**Work to do:**
Write out the entries again exactly as they are given.
----------
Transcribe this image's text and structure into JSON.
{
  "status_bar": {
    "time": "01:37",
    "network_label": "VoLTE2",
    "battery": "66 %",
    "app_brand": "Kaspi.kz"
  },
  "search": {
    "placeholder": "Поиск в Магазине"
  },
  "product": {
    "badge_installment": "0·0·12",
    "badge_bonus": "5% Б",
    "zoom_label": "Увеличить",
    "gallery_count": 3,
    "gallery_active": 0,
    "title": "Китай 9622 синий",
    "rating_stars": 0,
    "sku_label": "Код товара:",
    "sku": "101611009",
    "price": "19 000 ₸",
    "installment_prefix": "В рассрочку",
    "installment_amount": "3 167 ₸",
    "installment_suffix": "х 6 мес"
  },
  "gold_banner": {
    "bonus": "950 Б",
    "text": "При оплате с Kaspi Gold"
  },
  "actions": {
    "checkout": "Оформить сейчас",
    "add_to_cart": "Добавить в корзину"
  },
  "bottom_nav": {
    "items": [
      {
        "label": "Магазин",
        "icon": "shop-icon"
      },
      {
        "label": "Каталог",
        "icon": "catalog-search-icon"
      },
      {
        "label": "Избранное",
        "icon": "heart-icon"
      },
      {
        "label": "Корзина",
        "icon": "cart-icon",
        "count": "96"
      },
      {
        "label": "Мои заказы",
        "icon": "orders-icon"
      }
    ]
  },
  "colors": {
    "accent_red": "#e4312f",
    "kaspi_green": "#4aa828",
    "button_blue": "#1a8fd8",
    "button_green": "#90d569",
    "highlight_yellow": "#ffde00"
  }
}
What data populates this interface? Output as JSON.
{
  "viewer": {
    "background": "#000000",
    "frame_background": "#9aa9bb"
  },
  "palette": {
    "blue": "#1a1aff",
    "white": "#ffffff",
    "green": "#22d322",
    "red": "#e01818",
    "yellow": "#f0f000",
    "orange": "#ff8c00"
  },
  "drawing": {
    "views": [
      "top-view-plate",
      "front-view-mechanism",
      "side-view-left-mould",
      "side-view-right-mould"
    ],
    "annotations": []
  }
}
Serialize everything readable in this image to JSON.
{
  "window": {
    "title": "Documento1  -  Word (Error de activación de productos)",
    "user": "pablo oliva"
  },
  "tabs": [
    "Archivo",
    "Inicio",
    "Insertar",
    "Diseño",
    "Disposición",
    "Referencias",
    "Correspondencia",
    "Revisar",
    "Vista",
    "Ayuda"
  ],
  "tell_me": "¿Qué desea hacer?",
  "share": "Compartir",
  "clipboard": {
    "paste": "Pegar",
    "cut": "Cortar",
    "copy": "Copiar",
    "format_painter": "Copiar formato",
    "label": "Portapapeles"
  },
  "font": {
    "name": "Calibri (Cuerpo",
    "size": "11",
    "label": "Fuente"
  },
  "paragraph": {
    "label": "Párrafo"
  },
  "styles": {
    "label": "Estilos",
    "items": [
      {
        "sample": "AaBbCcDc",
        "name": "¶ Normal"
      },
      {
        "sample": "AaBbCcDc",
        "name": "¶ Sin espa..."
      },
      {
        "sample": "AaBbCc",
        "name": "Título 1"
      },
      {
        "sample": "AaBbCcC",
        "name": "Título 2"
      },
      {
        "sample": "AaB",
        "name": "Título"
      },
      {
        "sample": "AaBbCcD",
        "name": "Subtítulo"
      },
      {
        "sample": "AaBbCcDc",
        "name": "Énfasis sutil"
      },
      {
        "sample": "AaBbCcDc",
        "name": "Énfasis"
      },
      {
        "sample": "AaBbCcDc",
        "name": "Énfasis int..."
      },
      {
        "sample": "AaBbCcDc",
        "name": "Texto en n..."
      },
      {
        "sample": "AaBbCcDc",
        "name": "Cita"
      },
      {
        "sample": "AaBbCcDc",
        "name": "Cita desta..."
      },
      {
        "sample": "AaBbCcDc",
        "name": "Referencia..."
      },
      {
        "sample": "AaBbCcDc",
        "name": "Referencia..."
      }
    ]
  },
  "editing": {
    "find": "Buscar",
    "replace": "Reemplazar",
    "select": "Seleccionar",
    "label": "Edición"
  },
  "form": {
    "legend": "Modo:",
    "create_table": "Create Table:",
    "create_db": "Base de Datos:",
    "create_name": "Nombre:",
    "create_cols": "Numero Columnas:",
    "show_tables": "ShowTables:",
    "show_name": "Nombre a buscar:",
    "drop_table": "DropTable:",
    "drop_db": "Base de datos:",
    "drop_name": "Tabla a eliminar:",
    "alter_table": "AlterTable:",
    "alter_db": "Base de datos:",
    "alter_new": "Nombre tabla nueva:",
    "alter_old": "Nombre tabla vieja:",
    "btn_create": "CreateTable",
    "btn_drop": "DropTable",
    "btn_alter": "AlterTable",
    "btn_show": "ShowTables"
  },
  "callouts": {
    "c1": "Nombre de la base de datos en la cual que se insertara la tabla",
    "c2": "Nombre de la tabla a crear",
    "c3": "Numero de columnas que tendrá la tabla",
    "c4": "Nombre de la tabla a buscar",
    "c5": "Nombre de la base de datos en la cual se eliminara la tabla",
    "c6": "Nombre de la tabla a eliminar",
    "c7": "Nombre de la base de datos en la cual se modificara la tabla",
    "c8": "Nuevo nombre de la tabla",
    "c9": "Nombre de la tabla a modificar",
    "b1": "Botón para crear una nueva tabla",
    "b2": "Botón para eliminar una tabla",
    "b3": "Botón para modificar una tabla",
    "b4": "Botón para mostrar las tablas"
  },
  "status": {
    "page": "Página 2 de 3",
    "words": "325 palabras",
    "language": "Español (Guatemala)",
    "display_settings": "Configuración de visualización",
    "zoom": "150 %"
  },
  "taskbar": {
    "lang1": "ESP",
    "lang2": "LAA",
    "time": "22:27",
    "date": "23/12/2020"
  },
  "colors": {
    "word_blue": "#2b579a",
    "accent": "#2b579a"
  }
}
----------
**Response for this exercise:**
Transcribe this image's text and structure into JSON.
{
  "status_bar": {
    "time": "01:37",
    "network_label": "VoLTE2",
    "battery": "66 %",
    "app_brand": "Kaspi.kz"
  },
  "search": {
    "placeholder": "Поиск в Магазине"
  },
  "product": {
    "badge_installment": "0·0·12",
    "badge_bonus": "5% Б",
    "zoom_label": "Увеличить",
    "gallery_count": 3,
    "gallery_active": 0,
    "title": "Китай 9622 синий",
    "rating_stars": 0,
    "sku_label": "Код товара:",
    "sku": "101611009",
    "price": "19 000 ₸",
    "installment_prefix": "В рассрочку",
    "installment_amount": "3 167 ₸",
    "installment_suffix": "х 6 мес"
  },
  "gold_banner": {
    "bonus": "950 Б",
    "text": "При оплате с Kaspi Gold"
  },
  "actions": {
    "checkout": "Оформить сейчас",
    "add_to_cart": "Добавить в корзину"
  },
  "bottom_nav": {
    "items": [
      {
        "label": "Магазин",
        "icon": "shop-icon"
      },
      {
        "label": "Каталог",
        "icon": "catalog-search-icon"
      },
      {
        "label": "Избранное",
        "icon": "heart-icon"
      },
      {
        "label": "Корзина",
        "icon": "cart-icon",
        "count": "96"
      },
      {
        "label": "Мои заказы",
        "icon": "orders-icon"
      }
    ]
  },
  "colors": {
    "accent_red": "#e4312f",
    "kaspi_green": "#4aa828",
    "button_blue": "#1a8fd8",
    "button_green": "#90d569",
    "highlight_yellow": "#ffde00"
  }
}
What data populates this interface? Output as JSON.
{
  "viewer": {
    "background": "#000000",
    "frame_background": "#9aa9bb"
  },
  "palette": {
    "blue": "#1a1aff",
    "white": "#ffffff",
    "green": "#22d322",
    "red": "#e01818",
    "yellow": "#f0f000",
    "orange": "#ff8c00"
  },
  "drawing": {
    "views": [
      "top-view-plate",
      "front-view-mechanism",
      "side-view-left-mould",
      "side-view-right-mould"
    ],
    "annotations": []
  }
}
Serialize everything readable in this image to JSON.
{
  "window": {
    "title": "Documento1  -  Word (Error de activación de productos)",
    "user": "pablo oliva"
  },
  "tabs": [
    "Archivo",
    "Inicio",
    "Insertar",
    "Diseño",
    "Disposición",
    "Referencias",
    "Correspondencia",
    "Revisar",
    "Vista",
    "Ayuda"
  ],
  "tell_me": "¿Qué desea hacer?",
  "share": "Compartir",
  "clipboard": {
    "paste": "Pegar",
    "cut": "Cortar",
    "copy": "Copiar",
    "format_painter": "Copiar formato",
    "label": "Portapapeles"
  },
  "font": {
    "name": "Calibri (Cuerpo",
    "size": "11",
    "label": "Fuente"
  },
  "paragraph": {
    "label": "Párrafo"
  },
  "styles": {
    "label": "Estilos",
    "items": [
      {
        "sample": "AaBbCcDc",
        "name": "¶ Normal"
      },
      {
        "sample": "AaBbCcDc",
        "name": "¶ Sin espa..."
      },
      {
        "sample": "AaBbCc",
        "name": "Título 1"
      },
      {
        "sample": "AaBbCcC",
        "name": "Título 2"
      },
      {
        "sample": "AaB",
        "name": "Título"
      },
      {
        "sample": "AaBbCcD",
        "name": "Subtítulo"
      },
      {
        "sample": "AaBbCcDc",
        "name": "Énfasis sutil"
      },
      {
        "sample": "AaBbCcDc",
        "name": "Énfasis"
      },
      {
        "sample": "AaBbCcDc",
        "name": "Énfasis int..."
      },
      {
        "sample": "AaBbCcDc",
        "name": "Texto en n..."
      },
      {
        "sample": "AaBbCcDc",
        "name": "Cita"
      },
      {
        "sample": "AaBbCcDc",
        "name": "Cita desta..."
      },
      {
        "sample": "AaBbCcDc",
        "name": "Referencia..."
      },
      {
        "sample": "AaBbCcDc",
        "name": "Referencia..."
      }
    ]
  },
  "editing": {
    "find": "Buscar",
    "replace": "Reemplazar",
    "select": "Seleccionar",
    "label": "Edición"
  },
  "form": {
    "legend": "Modo:",
    "create_table": "Create Table:",
    "create_db": "Base de Datos:",
    "create_name": "Nombre:",
    "create_cols": "Numero Columnas:",
    "show_tables": "ShowTables:",
    "show_name": "Nombre a buscar:",
    "drop_table": "DropTable:",
    "drop_db": "Base de datos:",
    "drop_name": "Tabla a eliminar:",
    "alter_table": "AlterTable:",
    "alter_db": "Base de datos:",
    "alter_new": "Nombre tabla nueva:",
    "alter_old": "Nombre tabla vieja:",
    "btn_create": "CreateTable",
    "btn_drop": "DropTable",
    "btn_alter": "AlterTable",
    "btn_show": "ShowTables"
  },
  "callouts": {
    "c1": "Nombre de la base de datos en la cual que se insertara la tabla",
    "c2": "Nombre de la tabla a crear",
    "c3": "Numero de columnas que tendrá la tabla",
    "c4": "Nombre de la tabla a buscar",
    "c5": "Nombre de la base de datos en la cual se eliminara la tabla",
    "c6": "Nombre de la tabla a eliminar",
    "c7": "Nombre de la base de datos en la cual se modificara la tabla",
    "c8": "Nuevo nombre de la tabla",
    "c9": "Nombre de la tabla a modificar",
    "b1": "Botón para crear una nueva tabla",
    "b2": "Botón para eliminar una tabla",
    "b3": "Botón para modificar una tabla",
    "b4": "Botón para mostrar las tablas"
  },
  "status": {
    "page": "Página 2 de 3",
    "words": "325 palabras",
    "language": "Español (Guatemala)",
    "display_settings": "Configuración de visualización",
    "zoom": "150 %"
  },
  "taskbar": {
    "lang1": "ESP",
    "lang2": "LAA",
    "time": "22:27",
    "date": "23/12/2020"
  },
  "colors": {
    "word_blue": "#2b579a",
    "accent": "#2b579a"
  }
}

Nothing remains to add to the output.